* Exercise description:
Find the line that contains "Extract all readable text from this page."; then retype it and each line after it, exactly, through the final line of the data below.

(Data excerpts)
* * *

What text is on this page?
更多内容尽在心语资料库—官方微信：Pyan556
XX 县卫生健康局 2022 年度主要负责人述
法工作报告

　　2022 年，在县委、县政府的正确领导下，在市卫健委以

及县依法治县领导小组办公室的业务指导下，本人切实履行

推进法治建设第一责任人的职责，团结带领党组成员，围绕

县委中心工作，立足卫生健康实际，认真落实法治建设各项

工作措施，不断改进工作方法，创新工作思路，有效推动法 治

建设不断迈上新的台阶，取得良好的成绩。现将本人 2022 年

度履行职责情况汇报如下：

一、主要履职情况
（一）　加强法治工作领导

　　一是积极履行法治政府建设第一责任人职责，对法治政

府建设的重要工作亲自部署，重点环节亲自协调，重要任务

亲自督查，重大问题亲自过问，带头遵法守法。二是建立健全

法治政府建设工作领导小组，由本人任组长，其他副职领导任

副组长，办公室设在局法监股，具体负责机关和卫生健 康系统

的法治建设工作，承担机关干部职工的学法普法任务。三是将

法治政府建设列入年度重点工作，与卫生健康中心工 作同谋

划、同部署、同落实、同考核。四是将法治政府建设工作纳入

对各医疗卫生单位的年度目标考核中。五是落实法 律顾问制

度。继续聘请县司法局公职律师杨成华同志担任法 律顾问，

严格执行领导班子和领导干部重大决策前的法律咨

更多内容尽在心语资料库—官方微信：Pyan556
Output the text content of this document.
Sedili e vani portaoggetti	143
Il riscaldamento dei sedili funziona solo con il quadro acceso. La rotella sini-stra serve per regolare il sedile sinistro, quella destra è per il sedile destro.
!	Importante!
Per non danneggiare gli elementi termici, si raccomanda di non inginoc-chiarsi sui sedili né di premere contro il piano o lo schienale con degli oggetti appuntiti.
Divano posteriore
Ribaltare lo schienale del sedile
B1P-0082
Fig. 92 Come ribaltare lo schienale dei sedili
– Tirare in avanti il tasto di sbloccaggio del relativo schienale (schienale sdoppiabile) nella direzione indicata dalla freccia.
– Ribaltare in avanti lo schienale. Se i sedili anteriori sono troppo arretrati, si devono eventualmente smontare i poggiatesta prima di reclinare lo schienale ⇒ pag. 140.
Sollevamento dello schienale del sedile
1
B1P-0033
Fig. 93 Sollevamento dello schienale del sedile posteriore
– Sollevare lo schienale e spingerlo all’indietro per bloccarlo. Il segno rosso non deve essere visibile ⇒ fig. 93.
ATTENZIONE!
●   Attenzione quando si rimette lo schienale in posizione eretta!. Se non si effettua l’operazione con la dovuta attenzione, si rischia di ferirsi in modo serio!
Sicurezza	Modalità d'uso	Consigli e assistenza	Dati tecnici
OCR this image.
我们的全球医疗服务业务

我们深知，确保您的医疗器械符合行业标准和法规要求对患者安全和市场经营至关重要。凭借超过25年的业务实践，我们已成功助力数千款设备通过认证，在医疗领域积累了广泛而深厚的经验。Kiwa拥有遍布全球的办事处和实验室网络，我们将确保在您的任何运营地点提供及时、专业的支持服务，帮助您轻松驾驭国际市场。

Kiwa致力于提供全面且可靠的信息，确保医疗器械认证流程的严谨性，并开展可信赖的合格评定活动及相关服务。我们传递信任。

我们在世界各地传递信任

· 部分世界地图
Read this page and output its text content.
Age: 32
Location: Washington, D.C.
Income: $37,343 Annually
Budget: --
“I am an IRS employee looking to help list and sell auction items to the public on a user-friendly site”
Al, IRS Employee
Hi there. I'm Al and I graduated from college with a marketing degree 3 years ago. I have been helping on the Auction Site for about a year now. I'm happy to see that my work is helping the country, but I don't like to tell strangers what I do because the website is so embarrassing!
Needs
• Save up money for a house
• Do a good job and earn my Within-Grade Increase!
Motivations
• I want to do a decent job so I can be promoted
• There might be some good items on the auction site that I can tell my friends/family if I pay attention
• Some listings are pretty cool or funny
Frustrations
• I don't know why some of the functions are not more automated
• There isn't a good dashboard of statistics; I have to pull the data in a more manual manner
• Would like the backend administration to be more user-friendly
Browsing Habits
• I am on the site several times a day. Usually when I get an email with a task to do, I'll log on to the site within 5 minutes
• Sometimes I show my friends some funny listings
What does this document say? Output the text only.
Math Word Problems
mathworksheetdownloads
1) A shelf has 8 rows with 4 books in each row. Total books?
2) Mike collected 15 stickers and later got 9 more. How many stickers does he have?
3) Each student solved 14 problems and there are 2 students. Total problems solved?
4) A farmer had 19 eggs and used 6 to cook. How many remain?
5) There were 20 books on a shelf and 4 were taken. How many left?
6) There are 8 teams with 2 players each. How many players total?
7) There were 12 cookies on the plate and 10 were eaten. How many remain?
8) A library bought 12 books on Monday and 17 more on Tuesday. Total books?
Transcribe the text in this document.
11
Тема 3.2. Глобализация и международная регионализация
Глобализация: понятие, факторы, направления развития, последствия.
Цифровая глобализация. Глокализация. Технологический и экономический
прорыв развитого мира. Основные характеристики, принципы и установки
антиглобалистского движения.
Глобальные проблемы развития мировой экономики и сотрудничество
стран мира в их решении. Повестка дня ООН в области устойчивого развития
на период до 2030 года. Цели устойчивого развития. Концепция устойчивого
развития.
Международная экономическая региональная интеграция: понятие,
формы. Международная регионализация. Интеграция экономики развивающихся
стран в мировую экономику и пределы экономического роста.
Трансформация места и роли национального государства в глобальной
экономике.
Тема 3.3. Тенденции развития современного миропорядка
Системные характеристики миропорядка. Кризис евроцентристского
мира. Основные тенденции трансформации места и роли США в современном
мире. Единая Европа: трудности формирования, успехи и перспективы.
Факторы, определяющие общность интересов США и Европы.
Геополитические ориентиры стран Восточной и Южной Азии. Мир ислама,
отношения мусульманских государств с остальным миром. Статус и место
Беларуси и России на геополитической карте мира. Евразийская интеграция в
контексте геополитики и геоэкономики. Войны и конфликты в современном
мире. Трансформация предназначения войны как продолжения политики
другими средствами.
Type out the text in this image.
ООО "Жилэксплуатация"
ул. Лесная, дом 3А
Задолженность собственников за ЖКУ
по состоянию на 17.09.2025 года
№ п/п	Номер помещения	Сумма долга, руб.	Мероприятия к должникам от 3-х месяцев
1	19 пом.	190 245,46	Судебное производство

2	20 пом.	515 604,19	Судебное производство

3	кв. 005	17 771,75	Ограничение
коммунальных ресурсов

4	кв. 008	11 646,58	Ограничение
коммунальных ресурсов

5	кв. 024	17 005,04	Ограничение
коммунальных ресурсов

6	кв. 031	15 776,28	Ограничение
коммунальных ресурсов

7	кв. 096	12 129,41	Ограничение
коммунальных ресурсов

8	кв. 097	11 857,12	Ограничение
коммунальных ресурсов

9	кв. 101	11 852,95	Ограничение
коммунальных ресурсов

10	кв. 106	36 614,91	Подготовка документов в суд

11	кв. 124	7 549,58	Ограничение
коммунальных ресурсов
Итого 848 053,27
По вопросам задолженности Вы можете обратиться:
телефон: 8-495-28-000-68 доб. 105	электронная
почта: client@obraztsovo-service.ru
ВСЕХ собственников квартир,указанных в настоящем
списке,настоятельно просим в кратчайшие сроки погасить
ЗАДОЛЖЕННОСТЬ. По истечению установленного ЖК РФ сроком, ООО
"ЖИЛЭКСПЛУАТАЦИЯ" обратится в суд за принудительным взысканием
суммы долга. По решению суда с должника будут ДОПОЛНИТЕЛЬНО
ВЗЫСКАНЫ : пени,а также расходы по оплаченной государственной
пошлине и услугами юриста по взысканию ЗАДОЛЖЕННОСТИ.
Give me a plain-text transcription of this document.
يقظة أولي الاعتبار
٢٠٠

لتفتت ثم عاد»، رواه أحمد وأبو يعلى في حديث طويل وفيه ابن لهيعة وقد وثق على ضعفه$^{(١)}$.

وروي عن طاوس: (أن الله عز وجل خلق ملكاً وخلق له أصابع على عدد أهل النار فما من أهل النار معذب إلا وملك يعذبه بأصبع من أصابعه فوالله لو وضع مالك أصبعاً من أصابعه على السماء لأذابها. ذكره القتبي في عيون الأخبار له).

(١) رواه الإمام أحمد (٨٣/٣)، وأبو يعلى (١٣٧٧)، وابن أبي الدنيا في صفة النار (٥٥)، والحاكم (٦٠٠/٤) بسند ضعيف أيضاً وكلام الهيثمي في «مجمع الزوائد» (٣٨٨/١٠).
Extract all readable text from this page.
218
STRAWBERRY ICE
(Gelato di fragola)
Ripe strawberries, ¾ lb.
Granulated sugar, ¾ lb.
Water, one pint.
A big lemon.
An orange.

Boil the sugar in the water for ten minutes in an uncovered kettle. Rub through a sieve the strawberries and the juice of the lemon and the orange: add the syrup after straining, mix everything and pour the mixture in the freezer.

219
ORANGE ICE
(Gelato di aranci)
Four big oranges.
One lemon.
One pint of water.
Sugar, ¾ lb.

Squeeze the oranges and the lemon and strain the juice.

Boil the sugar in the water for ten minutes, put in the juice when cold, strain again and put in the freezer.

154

* * *

* The result:
Extract all readable text from this page.
218
STRAWBERRY ICE
(Gelato di fragola)
Ripe strawberries, ¾ lb.
Granulated sugar, ¾ lb.
Water, one pint.
A big lemon.
An orange.

Boil the sugar in the water for ten minutes in an uncovered kettle. Rub through a sieve the strawberries and the juice of the lemon and the orange: add the syrup after straining, mix everything and pour the mixture in the freezer.

219
ORANGE ICE
(Gelato di aranci)
Four big oranges.
One lemon.
One pint of water.
Sugar, ¾ lb.

Squeeze the oranges and the lemon and strain the juice.

Boil the sugar in the water for ten minutes, put in the juice when cold, strain again and put in the freezer.

154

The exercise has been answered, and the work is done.